[Figure content listings]
====

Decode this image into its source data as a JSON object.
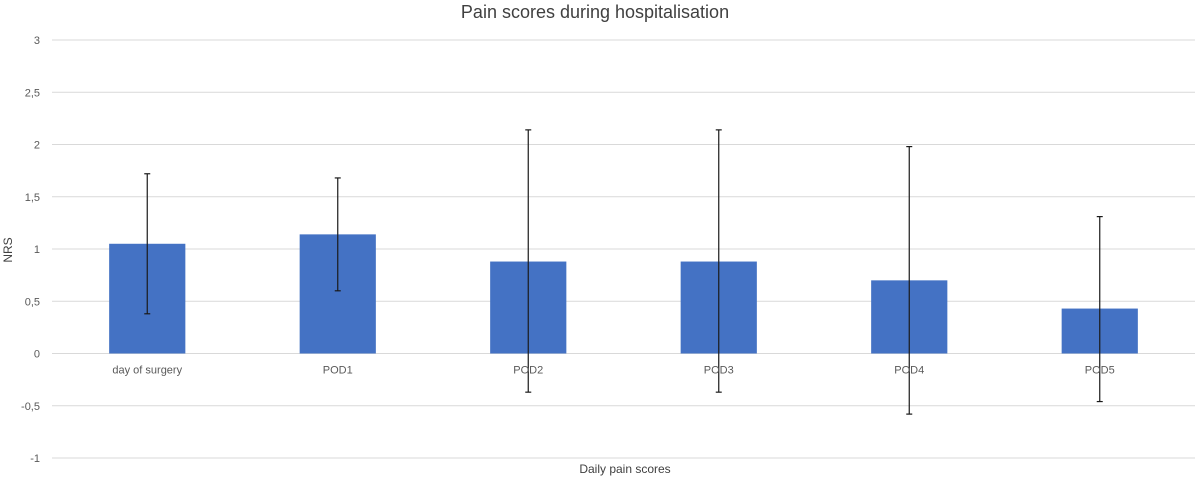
{
  "chart_data": {
    "type": "bar",
    "title": "Pain scores during hospitalisation",
    "xlabel": "Daily pain scores",
    "ylabel": "NRS",
    "categories": [
      "day of surgery",
      "POD1",
      "POD2",
      "POD3",
      "POD4",
      "POD5"
    ],
    "values": [
      1.05,
      1.14,
      0.88,
      0.88,
      0.7,
      0.43
    ],
    "error_bars": [
      {
        "low": 0.38,
        "high": 1.72
      },
      {
        "low": 0.6,
        "high": 1.68
      },
      {
        "low": -0.37,
        "high": 2.14
      },
      {
        "low": -0.37,
        "high": 2.14
      },
      {
        "low": -0.58,
        "high": 1.98
      },
      {
        "low": -0.46,
        "high": 1.31
      }
    ],
    "ylim": [
      -1,
      3
    ],
    "yticks": [
      -1,
      -0.5,
      0,
      0.5,
      1,
      1.5,
      2,
      2.5,
      3
    ],
    "ytick_labels": [
      "-1",
      "-0,5",
      "0",
      "0,5",
      "1",
      "1,5",
      "2",
      "2,5",
      "3"
    ],
    "grid": true,
    "legend": "none",
    "bar_color": "#4472c4",
    "gridline_color": "#d9d9d9",
    "error_bar_color": "#1a1a1a"
  }
}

====

▸ WRITTEN EXERCISE
Using the listing, collect all lines in which the string "high" is found.

▸ IN RESPONSE
        "high": 1.72
        "high": 1.68
        "high": 2.14
        "high": 2.14
        "high": 1.98
        "high": 1.31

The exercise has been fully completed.